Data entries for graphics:
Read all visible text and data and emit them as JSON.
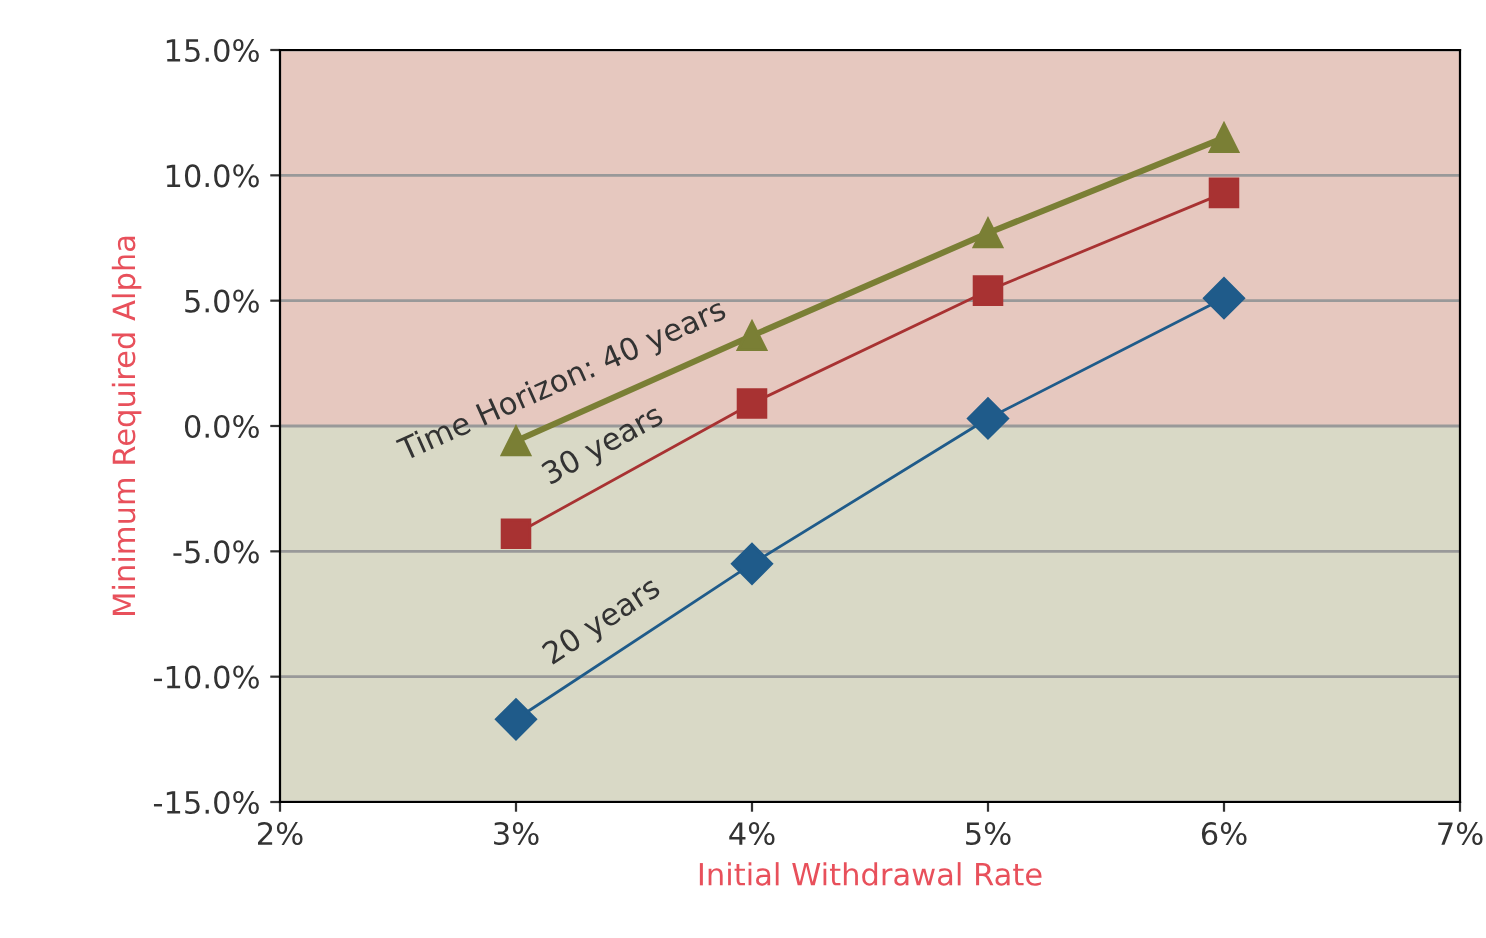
{
  "chart_data": {
    "type": "line",
    "xlabel": "Initial Withdrawal Rate",
    "ylabel": "Minimum Required Alpha",
    "x": [
      3,
      4,
      5,
      6
    ],
    "series": [
      {
        "name": "Time Horizon: 40 years",
        "color": "#7a7f35",
        "marker": "triangle",
        "values": [
          -0.6,
          3.6,
          7.7,
          11.5
        ]
      },
      {
        "name": "30 years",
        "color": "#a83232",
        "marker": "square",
        "values": [
          -4.3,
          0.9,
          5.4,
          9.3
        ]
      },
      {
        "name": "20 years",
        "color": "#1f5b8a",
        "marker": "diamond",
        "values": [
          -11.7,
          -5.5,
          0.3,
          5.1
        ]
      }
    ],
    "xlim": [
      2,
      7
    ],
    "xticks": [
      {
        "value": 2,
        "label": "2%"
      },
      {
        "value": 3,
        "label": "3%"
      },
      {
        "value": 4,
        "label": "4%"
      },
      {
        "value": 5,
        "label": "5%"
      },
      {
        "value": 6,
        "label": "6%"
      },
      {
        "value": 7,
        "label": "7%"
      }
    ],
    "ylim": [
      -15,
      15
    ],
    "yticks": [
      {
        "value": -15,
        "label": "-15.0%"
      },
      {
        "value": -10,
        "label": "-10.0%"
      },
      {
        "value": -5,
        "label": "-5.0%"
      },
      {
        "value": 0,
        "label": "0.0%"
      },
      {
        "value": 5,
        "label": "5.0%"
      },
      {
        "value": 10,
        "label": "10.0%"
      },
      {
        "value": 15,
        "label": "15.0%"
      }
    ],
    "bands": [
      {
        "axis": "y",
        "from": 0,
        "to": 15,
        "color": "#e6c8bf"
      },
      {
        "axis": "y",
        "from": -15,
        "to": 0,
        "color": "#d9d9c6"
      }
    ],
    "grid": "y",
    "legend": false
  }
}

SET TASK:
Say how many lines of the data include the word "marker". Nothing other than the number should be given.

FINISHED EXERCISE:
3